> Exercise:
The records below must be repeated exactly, but without their pictures.

─── Extracted information

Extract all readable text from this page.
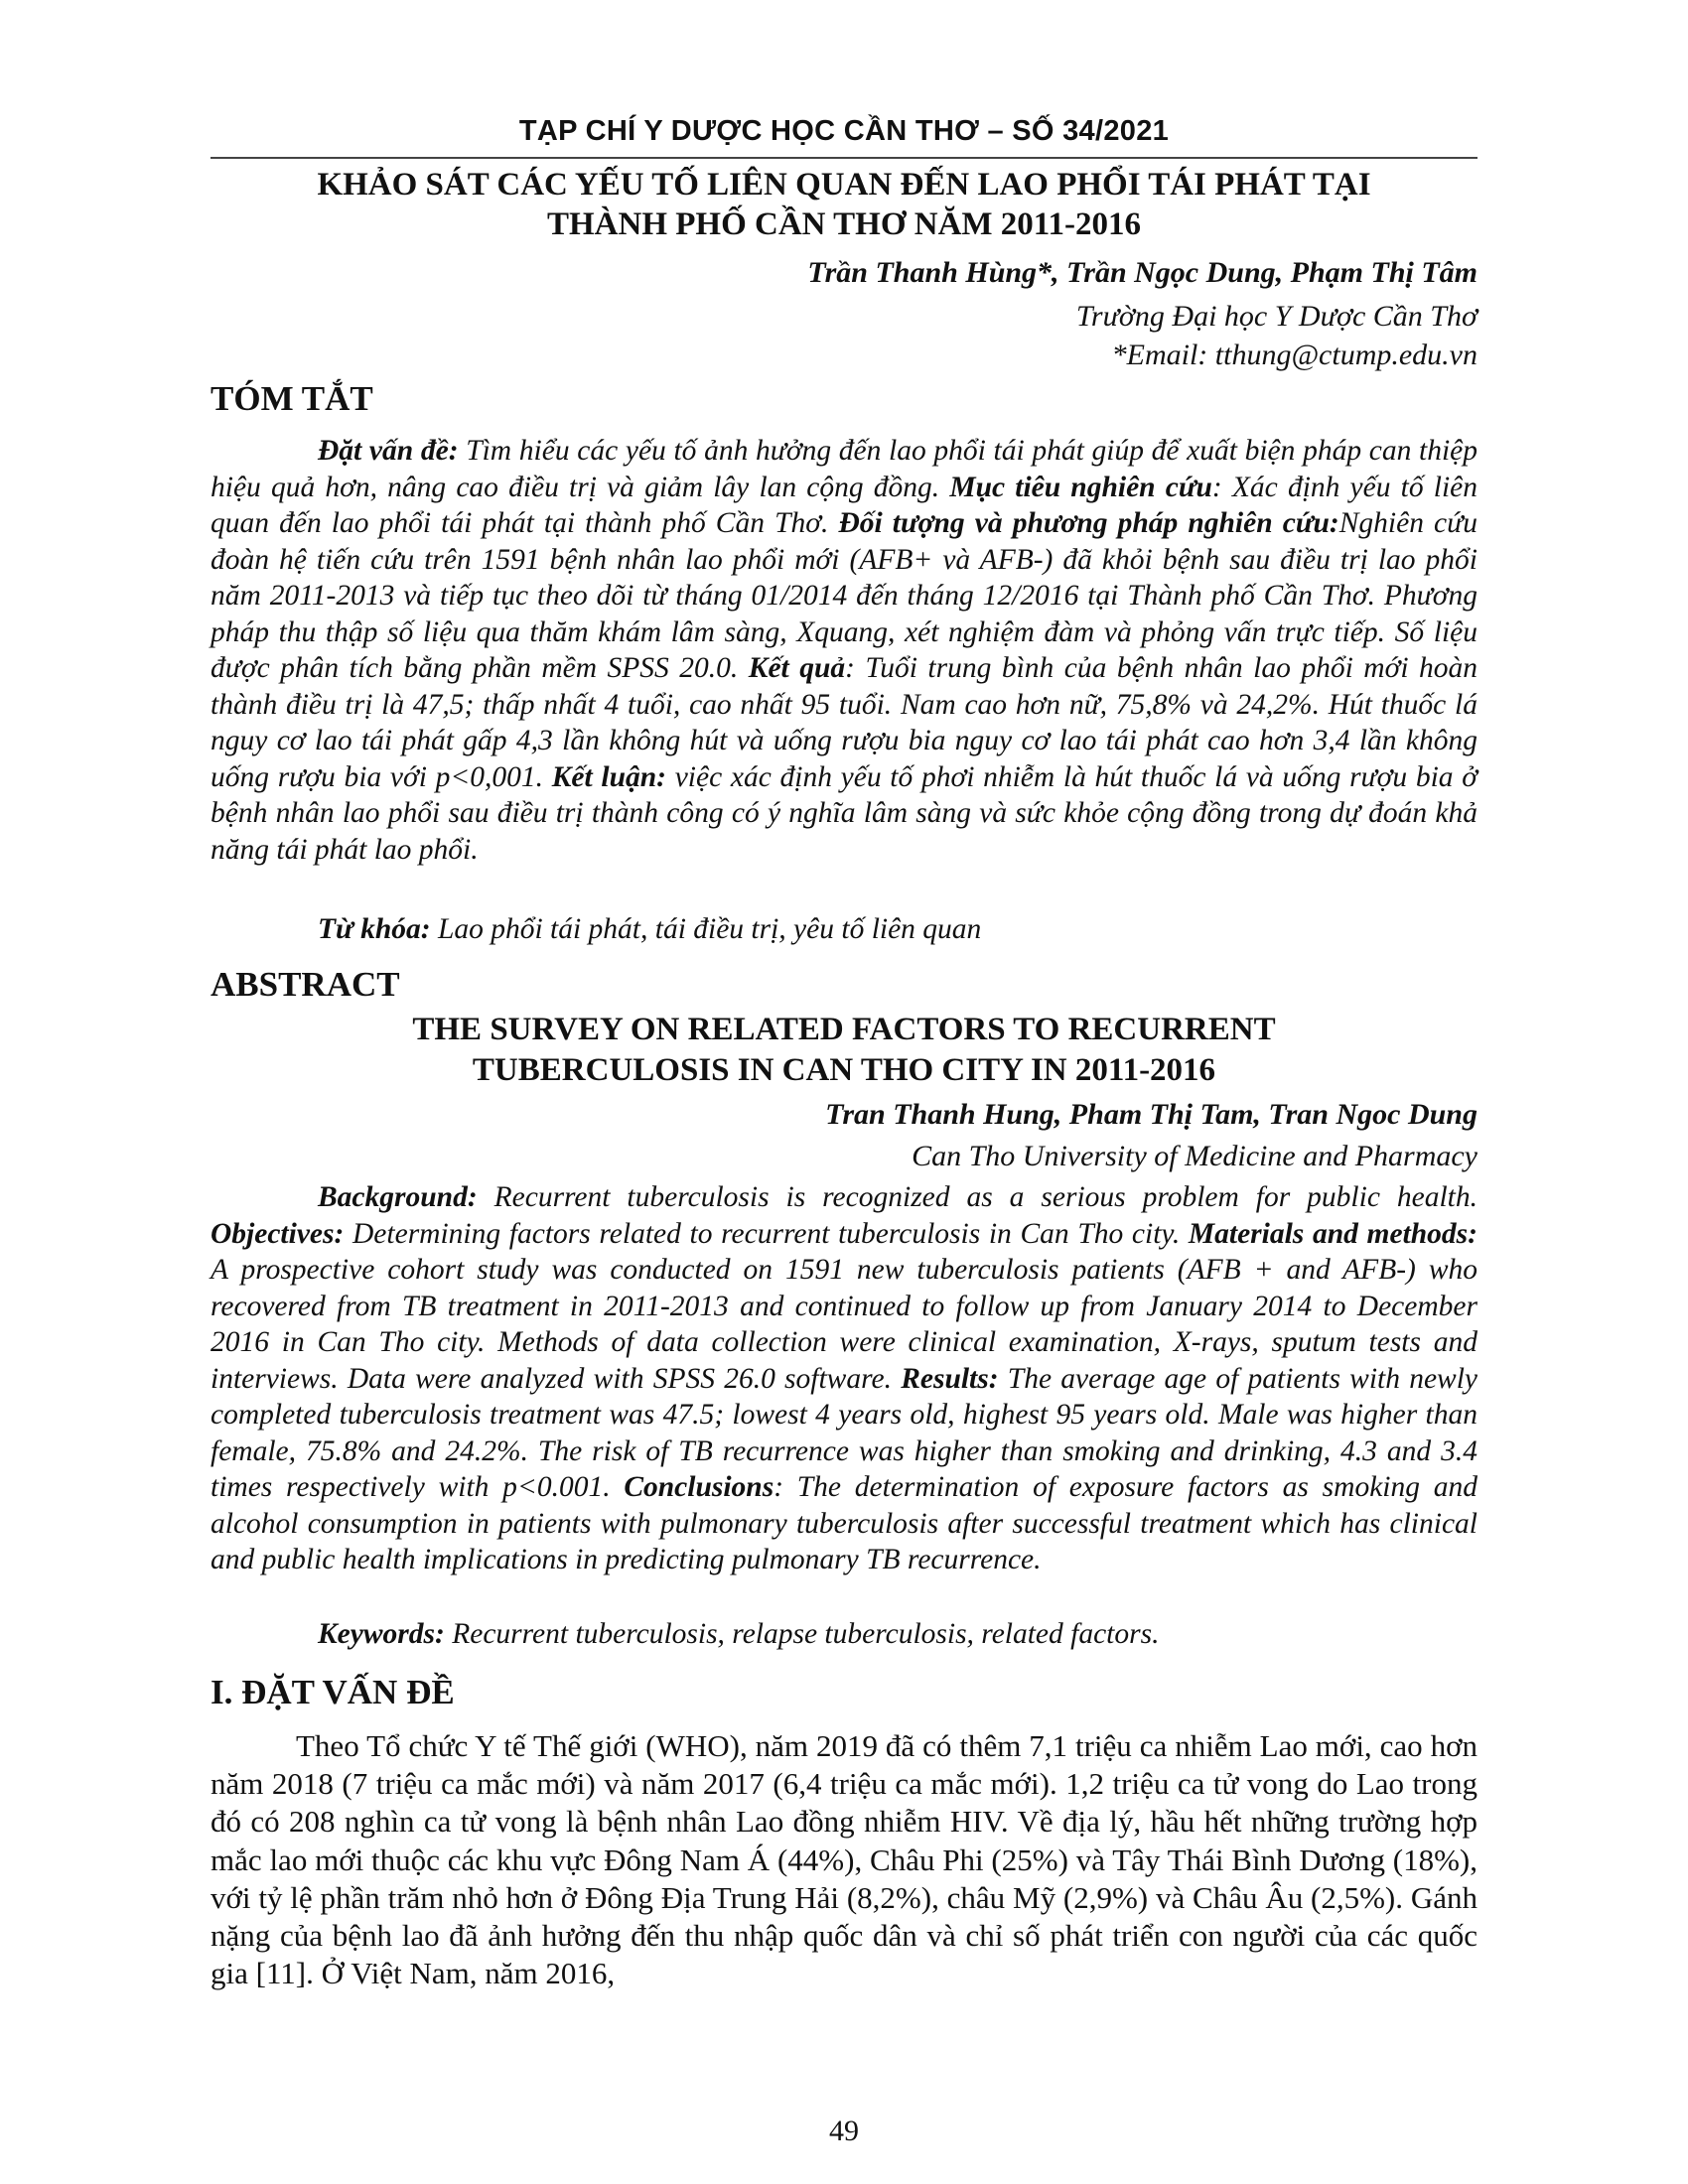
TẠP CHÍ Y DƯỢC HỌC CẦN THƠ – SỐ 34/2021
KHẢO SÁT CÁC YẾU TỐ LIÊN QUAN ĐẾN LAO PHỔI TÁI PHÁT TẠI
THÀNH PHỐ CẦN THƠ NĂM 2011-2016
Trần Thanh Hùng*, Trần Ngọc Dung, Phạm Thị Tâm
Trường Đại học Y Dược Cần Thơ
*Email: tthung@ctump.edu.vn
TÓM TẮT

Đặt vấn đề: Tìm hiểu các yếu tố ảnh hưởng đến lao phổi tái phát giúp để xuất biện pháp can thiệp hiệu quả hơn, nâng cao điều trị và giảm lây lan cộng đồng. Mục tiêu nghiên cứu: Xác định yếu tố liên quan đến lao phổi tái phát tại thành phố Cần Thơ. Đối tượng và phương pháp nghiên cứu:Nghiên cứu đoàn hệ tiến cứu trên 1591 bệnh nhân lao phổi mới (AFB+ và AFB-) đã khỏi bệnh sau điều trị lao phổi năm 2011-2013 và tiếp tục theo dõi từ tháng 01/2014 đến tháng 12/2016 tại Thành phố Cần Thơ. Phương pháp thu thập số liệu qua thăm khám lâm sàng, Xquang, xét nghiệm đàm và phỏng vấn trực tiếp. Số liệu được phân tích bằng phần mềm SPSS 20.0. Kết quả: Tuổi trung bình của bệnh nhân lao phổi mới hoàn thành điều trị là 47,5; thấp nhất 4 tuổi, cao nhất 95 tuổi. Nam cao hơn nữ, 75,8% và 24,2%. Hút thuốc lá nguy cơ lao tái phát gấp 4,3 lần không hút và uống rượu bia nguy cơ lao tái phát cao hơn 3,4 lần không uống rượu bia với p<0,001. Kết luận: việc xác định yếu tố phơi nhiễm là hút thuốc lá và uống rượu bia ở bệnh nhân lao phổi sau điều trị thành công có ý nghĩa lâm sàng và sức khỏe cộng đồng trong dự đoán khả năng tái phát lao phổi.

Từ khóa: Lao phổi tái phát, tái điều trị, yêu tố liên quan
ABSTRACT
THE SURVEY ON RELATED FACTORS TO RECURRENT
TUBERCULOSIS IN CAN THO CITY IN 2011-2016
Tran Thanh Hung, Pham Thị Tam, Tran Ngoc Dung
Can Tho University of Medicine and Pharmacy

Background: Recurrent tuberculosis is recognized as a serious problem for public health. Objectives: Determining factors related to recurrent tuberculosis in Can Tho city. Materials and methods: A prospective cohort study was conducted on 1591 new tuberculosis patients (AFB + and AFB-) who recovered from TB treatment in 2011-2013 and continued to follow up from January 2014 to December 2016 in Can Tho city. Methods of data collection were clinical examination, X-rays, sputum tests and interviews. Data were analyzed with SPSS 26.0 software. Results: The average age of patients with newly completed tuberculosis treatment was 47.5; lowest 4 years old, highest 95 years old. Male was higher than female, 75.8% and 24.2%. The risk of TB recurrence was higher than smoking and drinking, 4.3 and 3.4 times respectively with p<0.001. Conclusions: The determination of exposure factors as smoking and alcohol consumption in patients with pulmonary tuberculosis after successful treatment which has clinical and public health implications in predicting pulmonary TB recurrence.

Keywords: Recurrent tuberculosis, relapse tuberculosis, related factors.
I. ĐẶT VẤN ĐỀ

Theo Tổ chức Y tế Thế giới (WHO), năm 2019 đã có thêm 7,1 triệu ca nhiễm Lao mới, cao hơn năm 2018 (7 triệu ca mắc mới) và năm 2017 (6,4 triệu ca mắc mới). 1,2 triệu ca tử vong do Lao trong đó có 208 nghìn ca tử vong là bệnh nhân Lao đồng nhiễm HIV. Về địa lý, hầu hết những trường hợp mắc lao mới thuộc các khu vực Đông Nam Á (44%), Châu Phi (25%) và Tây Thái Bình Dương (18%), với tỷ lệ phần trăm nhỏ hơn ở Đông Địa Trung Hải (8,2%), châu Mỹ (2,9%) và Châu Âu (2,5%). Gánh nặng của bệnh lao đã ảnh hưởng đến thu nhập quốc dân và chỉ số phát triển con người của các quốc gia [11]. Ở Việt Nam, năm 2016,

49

──────

> Solution:
Extract all readable text from this page.
TẠP CHÍ Y DƯỢC HỌC CẦN THƠ – SỐ 34/2021
KHẢO SÁT CÁC YẾU TỐ LIÊN QUAN ĐẾN LAO PHỔI TÁI PHÁT TẠI
THÀNH PHỐ CẦN THƠ NĂM 2011-2016
Trần Thanh Hùng*, Trần Ngọc Dung, Phạm Thị Tâm
Trường Đại học Y Dược Cần Thơ
*Email: tthung@ctump.edu.vn
TÓM TẮT

Đặt vấn đề: Tìm hiểu các yếu tố ảnh hưởng đến lao phổi tái phát giúp để xuất biện pháp can thiệp hiệu quả hơn, nâng cao điều trị và giảm lây lan cộng đồng. Mục tiêu nghiên cứu: Xác định yếu tố liên quan đến lao phổi tái phát tại thành phố Cần Thơ. Đối tượng và phương pháp nghiên cứu:Nghiên cứu đoàn hệ tiến cứu trên 1591 bệnh nhân lao phổi mới (AFB+ và AFB-) đã khỏi bệnh sau điều trị lao phổi năm 2011-2013 và tiếp tục theo dõi từ tháng 01/2014 đến tháng 12/2016 tại Thành phố Cần Thơ. Phương pháp thu thập số liệu qua thăm khám lâm sàng, Xquang, xét nghiệm đàm và phỏng vấn trực tiếp. Số liệu được phân tích bằng phần mềm SPSS 20.0. Kết quả: Tuổi trung bình của bệnh nhân lao phổi mới hoàn thành điều trị là 47,5; thấp nhất 4 tuổi, cao nhất 95 tuổi. Nam cao hơn nữ, 75,8% và 24,2%. Hút thuốc lá nguy cơ lao tái phát gấp 4,3 lần không hút và uống rượu bia nguy cơ lao tái phát cao hơn 3,4 lần không uống rượu bia với p<0,001. Kết luận: việc xác định yếu tố phơi nhiễm là hút thuốc lá và uống rượu bia ở bệnh nhân lao phổi sau điều trị thành công có ý nghĩa lâm sàng và sức khỏe cộng đồng trong dự đoán khả năng tái phát lao phổi.

Từ khóa: Lao phổi tái phát, tái điều trị, yêu tố liên quan
ABSTRACT
THE SURVEY ON RELATED FACTORS TO RECURRENT
TUBERCULOSIS IN CAN THO CITY IN 2011-2016
Tran Thanh Hung, Pham Thị Tam, Tran Ngoc Dung
Can Tho University of Medicine and Pharmacy

Background: Recurrent tuberculosis is recognized as a serious problem for public health. Objectives: Determining factors related to recurrent tuberculosis in Can Tho city. Materials and methods: A prospective cohort study was conducted on 1591 new tuberculosis patients (AFB + and AFB-) who recovered from TB treatment in 2011-2013 and continued to follow up from January 2014 to December 2016 in Can Tho city. Methods of data collection were clinical examination, X-rays, sputum tests and interviews. Data were analyzed with SPSS 26.0 software. Results: The average age of patients with newly completed tuberculosis treatment was 47.5; lowest 4 years old, highest 95 years old. Male was higher than female, 75.8% and 24.2%. The risk of TB recurrence was higher than smoking and drinking, 4.3 and 3.4 times respectively with p<0.001. Conclusions: The determination of exposure factors as smoking and alcohol consumption in patients with pulmonary tuberculosis after successful treatment which has clinical and public health implications in predicting pulmonary TB recurrence.

Keywords: Recurrent tuberculosis, relapse tuberculosis, related factors.
I. ĐẶT VẤN ĐỀ

Theo Tổ chức Y tế Thế giới (WHO), năm 2019 đã có thêm 7,1 triệu ca nhiễm Lao mới, cao hơn năm 2018 (7 triệu ca mắc mới) và năm 2017 (6,4 triệu ca mắc mới). 1,2 triệu ca tử vong do Lao trong đó có 208 nghìn ca tử vong là bệnh nhân Lao đồng nhiễm HIV. Về địa lý, hầu hết những trường hợp mắc lao mới thuộc các khu vực Đông Nam Á (44%), Châu Phi (25%) và Tây Thái Bình Dương (18%), với tỷ lệ phần trăm nhỏ hơn ở Đông Địa Trung Hải (8,2%), châu Mỹ (2,9%) và Châu Âu (2,5%). Gánh nặng của bệnh lao đã ảnh hưởng đến thu nhập quốc dân và chỉ số phát triển con người của các quốc gia [11]. Ở Việt Nam, năm 2016,

49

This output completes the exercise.